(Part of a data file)
○ ○ ○ ○

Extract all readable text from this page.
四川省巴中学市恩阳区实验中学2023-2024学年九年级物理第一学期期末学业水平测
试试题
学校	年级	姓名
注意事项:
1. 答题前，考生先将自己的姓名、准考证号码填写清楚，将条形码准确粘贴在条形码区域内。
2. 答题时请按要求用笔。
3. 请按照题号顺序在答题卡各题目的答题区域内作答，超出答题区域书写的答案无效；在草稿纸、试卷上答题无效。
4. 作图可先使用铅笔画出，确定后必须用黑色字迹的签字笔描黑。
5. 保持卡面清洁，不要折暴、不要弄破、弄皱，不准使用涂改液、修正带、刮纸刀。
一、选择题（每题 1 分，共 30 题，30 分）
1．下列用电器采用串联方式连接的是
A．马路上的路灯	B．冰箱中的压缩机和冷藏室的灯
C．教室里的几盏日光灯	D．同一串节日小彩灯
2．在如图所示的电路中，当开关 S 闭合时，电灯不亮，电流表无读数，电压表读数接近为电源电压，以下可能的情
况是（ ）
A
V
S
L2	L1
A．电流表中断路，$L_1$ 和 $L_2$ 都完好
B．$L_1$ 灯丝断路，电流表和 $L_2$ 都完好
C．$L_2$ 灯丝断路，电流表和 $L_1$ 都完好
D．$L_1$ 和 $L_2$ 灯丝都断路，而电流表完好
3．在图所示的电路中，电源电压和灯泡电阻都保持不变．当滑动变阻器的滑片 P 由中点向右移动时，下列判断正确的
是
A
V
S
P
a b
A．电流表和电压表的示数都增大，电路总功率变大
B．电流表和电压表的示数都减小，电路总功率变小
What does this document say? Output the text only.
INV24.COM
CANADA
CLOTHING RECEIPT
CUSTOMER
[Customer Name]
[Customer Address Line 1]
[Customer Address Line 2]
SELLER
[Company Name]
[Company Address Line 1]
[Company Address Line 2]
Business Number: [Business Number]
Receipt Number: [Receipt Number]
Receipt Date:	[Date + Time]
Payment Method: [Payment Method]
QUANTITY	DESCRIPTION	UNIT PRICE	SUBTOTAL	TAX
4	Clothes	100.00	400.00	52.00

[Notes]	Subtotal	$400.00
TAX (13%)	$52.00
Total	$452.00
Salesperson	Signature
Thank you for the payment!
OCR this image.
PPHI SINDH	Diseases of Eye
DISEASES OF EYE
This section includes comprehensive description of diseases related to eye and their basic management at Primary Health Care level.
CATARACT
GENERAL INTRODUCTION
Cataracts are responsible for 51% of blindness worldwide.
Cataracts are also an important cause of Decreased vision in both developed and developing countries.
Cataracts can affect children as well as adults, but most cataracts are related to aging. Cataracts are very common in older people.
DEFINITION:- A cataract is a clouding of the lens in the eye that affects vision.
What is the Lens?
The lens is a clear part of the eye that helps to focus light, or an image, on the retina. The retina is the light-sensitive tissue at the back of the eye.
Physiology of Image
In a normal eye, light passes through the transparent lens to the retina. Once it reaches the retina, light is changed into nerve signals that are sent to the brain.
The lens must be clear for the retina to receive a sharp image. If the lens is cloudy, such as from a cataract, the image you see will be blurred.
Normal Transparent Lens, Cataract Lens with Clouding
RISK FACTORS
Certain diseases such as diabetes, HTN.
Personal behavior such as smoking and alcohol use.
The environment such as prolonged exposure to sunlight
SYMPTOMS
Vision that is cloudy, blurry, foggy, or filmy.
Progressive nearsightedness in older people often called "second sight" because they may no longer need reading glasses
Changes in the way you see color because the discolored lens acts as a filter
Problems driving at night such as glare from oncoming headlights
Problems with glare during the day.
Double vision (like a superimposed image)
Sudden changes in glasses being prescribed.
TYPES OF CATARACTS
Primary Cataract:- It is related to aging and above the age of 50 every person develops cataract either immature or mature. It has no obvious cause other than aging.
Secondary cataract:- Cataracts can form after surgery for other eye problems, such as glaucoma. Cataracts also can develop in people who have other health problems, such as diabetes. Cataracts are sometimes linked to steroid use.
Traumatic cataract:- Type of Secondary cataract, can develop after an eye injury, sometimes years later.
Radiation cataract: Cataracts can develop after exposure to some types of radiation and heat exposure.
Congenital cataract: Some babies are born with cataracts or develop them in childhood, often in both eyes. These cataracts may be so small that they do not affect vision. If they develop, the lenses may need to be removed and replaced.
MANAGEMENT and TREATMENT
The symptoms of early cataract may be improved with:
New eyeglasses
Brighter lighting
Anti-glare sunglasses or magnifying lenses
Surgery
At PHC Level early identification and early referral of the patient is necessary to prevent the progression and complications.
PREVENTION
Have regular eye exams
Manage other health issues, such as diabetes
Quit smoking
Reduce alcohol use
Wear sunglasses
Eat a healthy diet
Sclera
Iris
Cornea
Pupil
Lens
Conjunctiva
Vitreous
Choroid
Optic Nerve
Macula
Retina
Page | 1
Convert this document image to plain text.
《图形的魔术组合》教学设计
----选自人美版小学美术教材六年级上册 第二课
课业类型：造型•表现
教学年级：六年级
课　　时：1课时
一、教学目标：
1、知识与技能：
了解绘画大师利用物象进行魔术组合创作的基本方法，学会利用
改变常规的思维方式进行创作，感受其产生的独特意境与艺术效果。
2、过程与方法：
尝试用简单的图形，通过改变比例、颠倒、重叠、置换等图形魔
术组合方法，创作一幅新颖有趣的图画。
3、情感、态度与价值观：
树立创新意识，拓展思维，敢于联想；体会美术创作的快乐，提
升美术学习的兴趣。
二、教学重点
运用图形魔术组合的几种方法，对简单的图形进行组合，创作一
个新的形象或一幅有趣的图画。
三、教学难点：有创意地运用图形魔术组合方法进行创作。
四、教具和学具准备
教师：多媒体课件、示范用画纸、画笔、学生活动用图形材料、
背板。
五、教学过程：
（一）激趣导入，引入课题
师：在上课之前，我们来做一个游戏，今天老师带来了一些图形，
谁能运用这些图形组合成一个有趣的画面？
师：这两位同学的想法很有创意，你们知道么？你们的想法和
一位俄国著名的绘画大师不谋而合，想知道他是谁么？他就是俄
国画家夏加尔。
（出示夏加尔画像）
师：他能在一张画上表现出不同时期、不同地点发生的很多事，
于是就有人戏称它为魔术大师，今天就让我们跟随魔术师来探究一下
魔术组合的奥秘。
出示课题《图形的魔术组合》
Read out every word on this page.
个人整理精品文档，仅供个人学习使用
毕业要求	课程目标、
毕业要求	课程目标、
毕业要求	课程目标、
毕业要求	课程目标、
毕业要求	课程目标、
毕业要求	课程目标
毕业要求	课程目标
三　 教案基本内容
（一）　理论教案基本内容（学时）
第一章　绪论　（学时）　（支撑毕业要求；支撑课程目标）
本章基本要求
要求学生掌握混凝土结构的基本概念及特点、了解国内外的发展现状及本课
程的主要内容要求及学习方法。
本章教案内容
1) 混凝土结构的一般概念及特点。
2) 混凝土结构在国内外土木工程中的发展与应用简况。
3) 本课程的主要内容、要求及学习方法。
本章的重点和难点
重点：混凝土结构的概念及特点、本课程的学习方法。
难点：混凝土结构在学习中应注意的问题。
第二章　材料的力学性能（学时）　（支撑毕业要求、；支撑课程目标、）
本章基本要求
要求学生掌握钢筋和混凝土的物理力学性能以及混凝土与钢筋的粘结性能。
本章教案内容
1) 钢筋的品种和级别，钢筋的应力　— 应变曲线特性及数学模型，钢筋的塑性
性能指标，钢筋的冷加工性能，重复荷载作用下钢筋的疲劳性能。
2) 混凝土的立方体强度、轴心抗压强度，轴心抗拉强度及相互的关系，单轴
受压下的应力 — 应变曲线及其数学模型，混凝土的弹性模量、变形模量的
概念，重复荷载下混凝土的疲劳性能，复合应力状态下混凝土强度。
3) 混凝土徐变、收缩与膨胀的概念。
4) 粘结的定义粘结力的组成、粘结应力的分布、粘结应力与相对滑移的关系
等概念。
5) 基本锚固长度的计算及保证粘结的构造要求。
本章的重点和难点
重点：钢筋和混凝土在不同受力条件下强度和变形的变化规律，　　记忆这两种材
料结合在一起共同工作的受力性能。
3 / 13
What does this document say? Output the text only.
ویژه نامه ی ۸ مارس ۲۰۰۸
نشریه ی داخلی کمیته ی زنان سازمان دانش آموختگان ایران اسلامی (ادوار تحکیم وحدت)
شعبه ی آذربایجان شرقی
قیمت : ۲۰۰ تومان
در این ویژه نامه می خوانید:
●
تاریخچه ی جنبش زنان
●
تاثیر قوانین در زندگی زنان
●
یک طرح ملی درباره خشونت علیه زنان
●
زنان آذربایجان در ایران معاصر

○ ○ ○ ○

In the entries above, find every line with the word "older" and list it.

Response to the task:
Cataracts can affect children as well as adults, but most cataracts are related to aging. Cataracts are very common in older people.
Progressive nearsightedness in older people often called "second sight" because they may no longer need reading glasses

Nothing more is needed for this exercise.